## Your task
Reproduce word for word the part of the records that begins with the line containing "Patent image size: (924, 969)." and ends with the line containing "The chassis 14 is at (575, 122).", including both of those lines.

Stored data:

──────

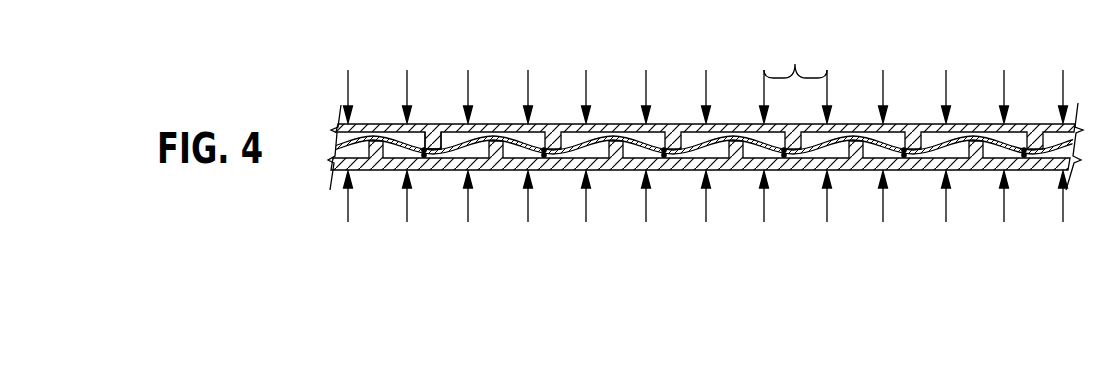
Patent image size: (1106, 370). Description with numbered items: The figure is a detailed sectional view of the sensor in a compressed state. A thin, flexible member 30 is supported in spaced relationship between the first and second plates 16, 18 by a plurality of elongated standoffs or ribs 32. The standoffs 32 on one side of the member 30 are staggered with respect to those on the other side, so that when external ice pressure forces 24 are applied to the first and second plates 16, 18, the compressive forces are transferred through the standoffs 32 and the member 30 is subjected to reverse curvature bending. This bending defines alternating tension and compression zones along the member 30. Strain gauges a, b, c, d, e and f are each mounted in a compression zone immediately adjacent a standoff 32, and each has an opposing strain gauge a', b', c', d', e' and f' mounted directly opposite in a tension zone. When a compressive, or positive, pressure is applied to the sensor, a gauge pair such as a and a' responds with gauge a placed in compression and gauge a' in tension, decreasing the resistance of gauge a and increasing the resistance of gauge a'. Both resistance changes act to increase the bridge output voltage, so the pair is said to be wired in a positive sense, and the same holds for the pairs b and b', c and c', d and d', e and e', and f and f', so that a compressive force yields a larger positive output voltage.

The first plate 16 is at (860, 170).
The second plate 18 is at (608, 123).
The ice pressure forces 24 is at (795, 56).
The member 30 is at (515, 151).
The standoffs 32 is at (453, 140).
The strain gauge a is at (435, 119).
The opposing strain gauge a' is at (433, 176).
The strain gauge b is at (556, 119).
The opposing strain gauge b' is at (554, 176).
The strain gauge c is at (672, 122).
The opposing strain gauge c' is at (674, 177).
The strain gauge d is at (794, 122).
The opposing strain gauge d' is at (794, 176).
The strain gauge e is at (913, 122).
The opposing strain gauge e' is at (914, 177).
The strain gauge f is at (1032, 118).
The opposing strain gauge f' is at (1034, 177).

──────

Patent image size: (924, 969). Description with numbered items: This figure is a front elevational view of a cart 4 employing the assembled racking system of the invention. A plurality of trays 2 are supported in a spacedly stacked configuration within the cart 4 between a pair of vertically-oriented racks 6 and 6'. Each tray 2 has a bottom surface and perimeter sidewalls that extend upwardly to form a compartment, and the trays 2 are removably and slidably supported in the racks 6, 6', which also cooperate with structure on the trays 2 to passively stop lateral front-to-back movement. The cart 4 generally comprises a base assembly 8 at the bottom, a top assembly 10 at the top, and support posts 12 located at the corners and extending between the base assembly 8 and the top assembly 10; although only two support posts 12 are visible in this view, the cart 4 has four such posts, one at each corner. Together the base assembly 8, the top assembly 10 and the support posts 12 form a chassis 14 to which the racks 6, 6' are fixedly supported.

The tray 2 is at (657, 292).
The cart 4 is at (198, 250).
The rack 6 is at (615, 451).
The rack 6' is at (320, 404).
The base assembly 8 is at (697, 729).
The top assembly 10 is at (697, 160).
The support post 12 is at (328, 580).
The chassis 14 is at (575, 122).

──────

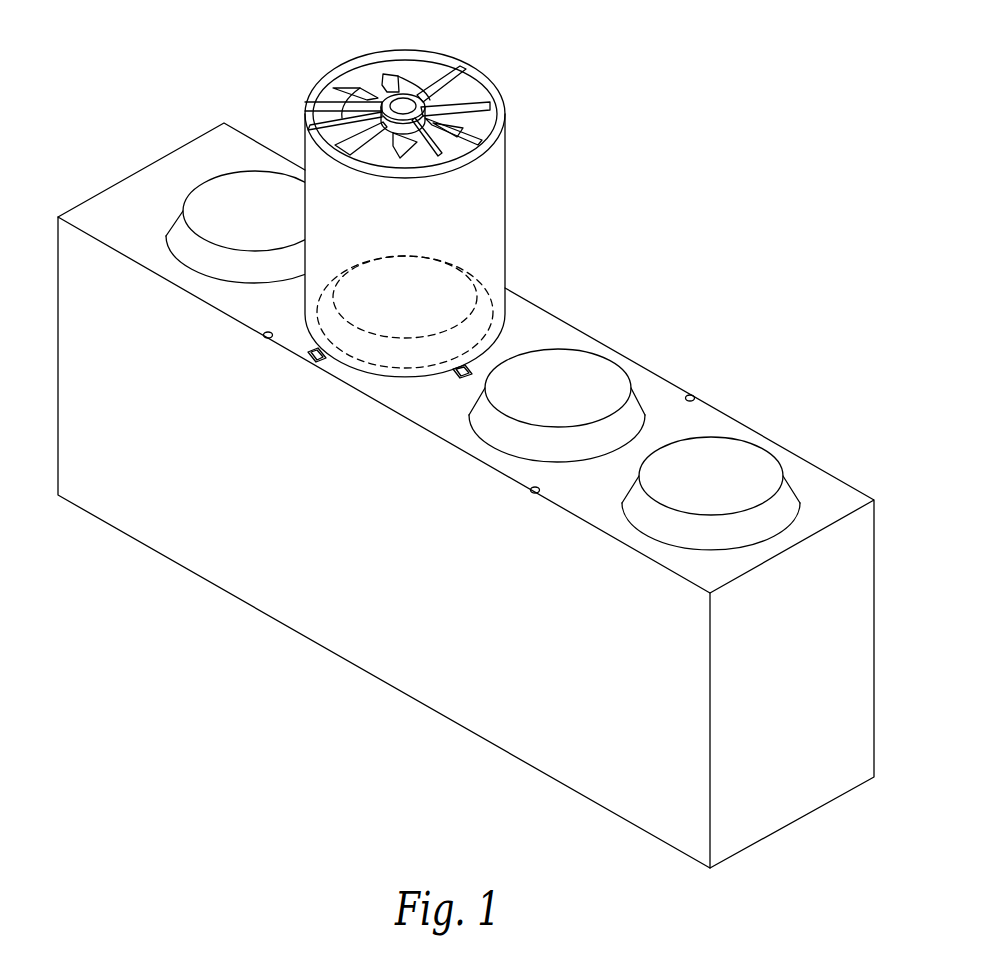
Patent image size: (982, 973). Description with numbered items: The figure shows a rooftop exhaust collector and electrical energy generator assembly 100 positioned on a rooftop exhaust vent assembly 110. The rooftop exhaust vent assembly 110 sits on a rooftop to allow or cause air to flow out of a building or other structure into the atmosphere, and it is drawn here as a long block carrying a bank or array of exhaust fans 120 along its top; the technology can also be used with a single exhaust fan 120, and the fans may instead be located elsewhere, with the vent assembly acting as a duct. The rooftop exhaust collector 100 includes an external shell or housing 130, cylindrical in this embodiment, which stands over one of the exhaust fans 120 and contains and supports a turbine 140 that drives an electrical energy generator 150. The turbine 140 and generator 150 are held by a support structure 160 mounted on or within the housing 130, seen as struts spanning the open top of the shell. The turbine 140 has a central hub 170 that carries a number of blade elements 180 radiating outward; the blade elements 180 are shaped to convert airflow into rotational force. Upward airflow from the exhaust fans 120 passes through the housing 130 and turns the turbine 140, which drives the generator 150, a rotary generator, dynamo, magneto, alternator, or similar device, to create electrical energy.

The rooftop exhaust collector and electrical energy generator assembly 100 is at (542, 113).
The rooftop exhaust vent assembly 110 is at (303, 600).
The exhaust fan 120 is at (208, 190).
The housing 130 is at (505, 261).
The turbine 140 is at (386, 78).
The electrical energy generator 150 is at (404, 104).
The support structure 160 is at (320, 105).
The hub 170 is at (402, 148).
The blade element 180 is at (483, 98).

──────

## Response below
Patent image size: (924, 969). Description with numbered items: This figure is a front elevational view of a cart 4 employing the assembled racking system of the invention. A plurality of trays 2 are supported in a spacedly stacked configuration within the cart 4 between a pair of vertically-oriented racks 6 and 6'. Each tray 2 has a bottom surface and perimeter sidewalls that extend upwardly to form a compartment, and the trays 2 are removably and slidably supported in the racks 6, 6', which also cooperate with structure on the trays 2 to passively stop lateral front-to-back movement. The cart 4 generally comprises a base assembly 8 at the bottom, a top assembly 10 at the top, and support posts 12 located at the corners and extending between the base assembly 8 and the top assembly 10; although only two support posts 12 are visible in this view, the cart 4 has four such posts, one at each corner. Together the base assembly 8, the top assembly 10 and the support posts 12 form a chassis 14 to which the racks 6, 6' are fixedly supported.

The tray 2 is at (657, 292).
The cart 4 is at (198, 250).
The rack 6 is at (615, 451).
The rack 6' is at (320, 404).
The base assembly 8 is at (697, 729).
The top assembly 10 is at (697, 160).
The support post 12 is at (328, 580).
The chassis 14 is at (575, 122).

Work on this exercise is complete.